**SHORT TASK:** Go through the data and copy every line exactly, but not the images.

..............................

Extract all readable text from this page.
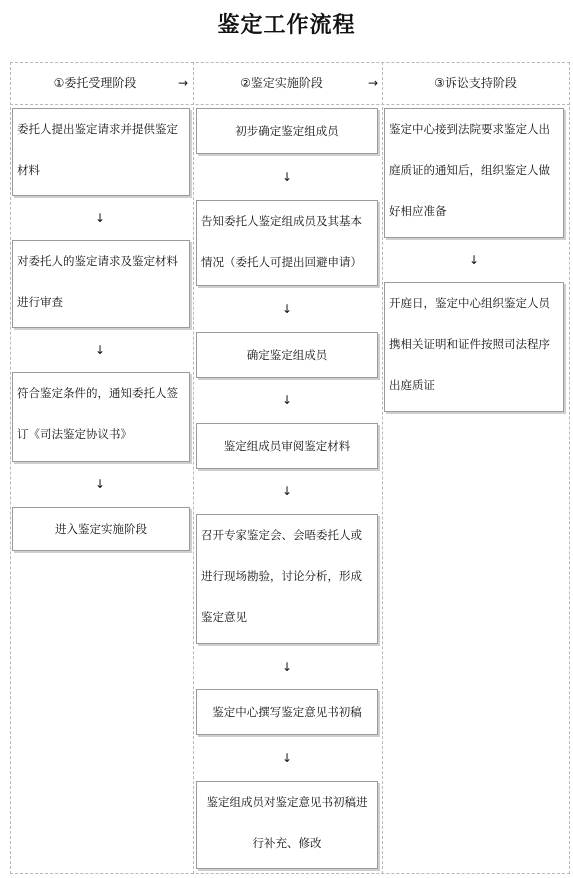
鉴定工作流程
①委托受理阶段	→	②鉴定实施阶段	→	③诉讼支持阶段
委托人提出鉴定请求并提供鉴定材料
↓
对委托人的鉴定请求及鉴定材料进行审查
↓
符合鉴定条件的，通知委托人签订《司法鉴定协议书》
↓
进入鉴定实施阶段
初步确定鉴定组成员
↓
告知委托人鉴定组成员及其基本情况（委托人可提出回避申请）
↓
确定鉴定组成员
↓
鉴定组成员审阅鉴定材料
↓
召开专家鉴定会、会晤委托人或进行现场勘验，讨论分析，形成鉴定意见
↓
鉴定中心撰写鉴定意见书初稿
↓
鉴定组成员对鉴定意见书初稿进行补充、修改
鉴定中心接到法院要求鉴定人出庭质证的通知后，组织鉴定人做好相应准备
↓
开庭日，鉴定中心组织鉴定人员携相关证明和证件按照司法程序出庭质证
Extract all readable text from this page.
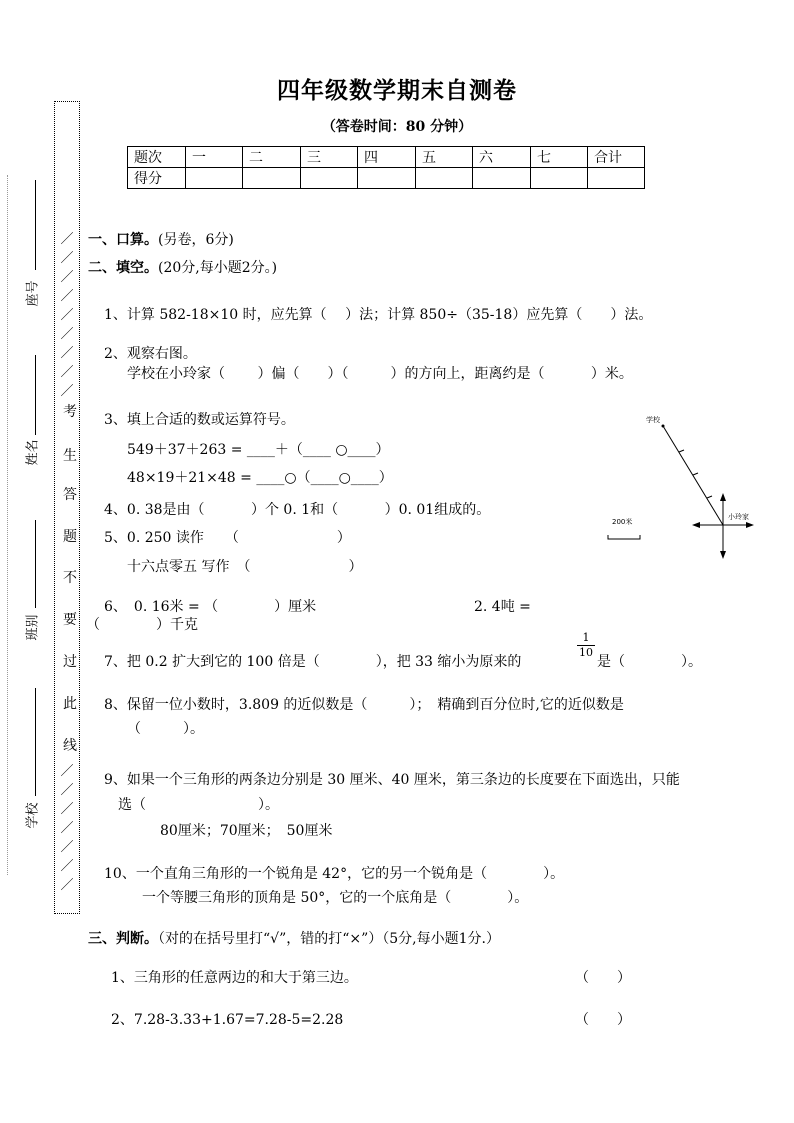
四年级数学期末自测卷
（答卷时间：80 分钟）
题次	一	二	三	四	五	六	七	合计
得分								
座号
姓名
班别
学校
／
／
／
／
／
／
／
／
／
考
生
答
题
不
要
过
此
线
／
／
／
／
／
／
／
一、口算。(另卷，6分)
二、填空。(20分,每小题2分。)
1、计算 582-18×10 时，应先算（　 ）法；计算 850÷（35-18）应先算（　　）法。
2、观察右图。
学校在小玲家（　　 ）偏（　　）（　　　）的方向上，距离约是（　　　 ）米。
3、填上合适的数或运算符号。
549＋37＋263 = ____＋（____ ○____）
48×19＋21×48 = ____○（____○____）
4、0. 38是由（　　　 ）个 0. 1和（　　　 ）0. 01组成的。
5、0. 250 读作　　（　　　　　　　）
十六点零五 写作　（　　　　　　　）
6、　0. 16米 = （　　　　）厘米	2. 4吨 =
（　　　　）千克
7、把 0.2 扩大到它的 100 倍是（　　　　），把 33 缩小为原来的
1
10
是（　　　　）。
8、保留一位小数时，3.809 的近似数是（　　　）；　精确到百分位时,它的近似数是
（　　　）。
9、如果一个三角形的两条边分别是 30 厘米、40 厘米，第三条边的长度要在下面选出，只能
选（　　　　　　　　）。
80厘米；70厘米；　50厘米
10、一个直角三角形的一个锐角是 42°，它的另一个锐角是（　　　　）。
一个等腰三角形的顶角是 50°，它的一个底角是（　　　　）。
三、判断。（对的在括号里打“√”，错的打“×”）（5分,每小题1分.）
1、三角形的任意两边的和大于第三边。	（　　）
2、7.28-3.33+1.67=7.28-5=2.28	（　　）
学校
小玲家
200米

..............................

**OUTPUT:**
Extract all readable text from this page.
鉴定工作流程
①委托受理阶段	→	②鉴定实施阶段	→	③诉讼支持阶段
委托人提出鉴定请求并提供鉴定材料
↓
对委托人的鉴定请求及鉴定材料进行审查
↓
符合鉴定条件的，通知委托人签订《司法鉴定协议书》
↓
进入鉴定实施阶段
初步确定鉴定组成员
↓
告知委托人鉴定组成员及其基本情况（委托人可提出回避申请）
↓
确定鉴定组成员
↓
鉴定组成员审阅鉴定材料
↓
召开专家鉴定会、会晤委托人或进行现场勘验，讨论分析，形成鉴定意见
↓
鉴定中心撰写鉴定意见书初稿
↓
鉴定组成员对鉴定意见书初稿进行补充、修改
鉴定中心接到法院要求鉴定人出庭质证的通知后，组织鉴定人做好相应准备
↓
开庭日，鉴定中心组织鉴定人员携相关证明和证件按照司法程序出庭质证
Extract all readable text from this page.
四年级数学期末自测卷
（答卷时间：80 分钟）
题次	一	二	三	四	五	六	七	合计
得分								
座号
姓名
班别
学校
／
／
／
／
／
／
／
／
／
考
生
答
题
不
要
过
此
线
／
／
／
／
／
／
／
一、口算。(另卷，6分)
二、填空。(20分,每小题2分。)
1、计算 582-18×10 时，应先算（　 ）法；计算 850÷（35-18）应先算（　　）法。
2、观察右图。
学校在小玲家（　　 ）偏（　　）（　　　）的方向上，距离约是（　　　 ）米。
3、填上合适的数或运算符号。
549＋37＋263 = ____＋（____ ○____）
48×19＋21×48 = ____○（____○____）
4、0. 38是由（　　　 ）个 0. 1和（　　　 ）0. 01组成的。
5、0. 250 读作　　（　　　　　　　）
十六点零五 写作　（　　　　　　　）
6、　0. 16米 = （　　　　）厘米	2. 4吨 =
（　　　　）千克
7、把 0.2 扩大到它的 100 倍是（　　　　），把 33 缩小为原来的
1
10
是（　　　　）。
8、保留一位小数时，3.809 的近似数是（　　　）；　精确到百分位时,它的近似数是
（　　　）。
9、如果一个三角形的两条边分别是 30 厘米、40 厘米，第三条边的长度要在下面选出，只能
选（　　　　　　　　）。
80厘米；70厘米；　50厘米
10、一个直角三角形的一个锐角是 42°，它的另一个锐角是（　　　　）。
一个等腰三角形的顶角是 50°，它的一个底角是（　　　　）。
三、判断。（对的在括号里打“√”，错的打“×”）（5分,每小题1分.）
1、三角形的任意两边的和大于第三边。	（　　）
2、7.28-3.33+1.67=7.28-5=2.28	（　　）
学校
小玲家
200米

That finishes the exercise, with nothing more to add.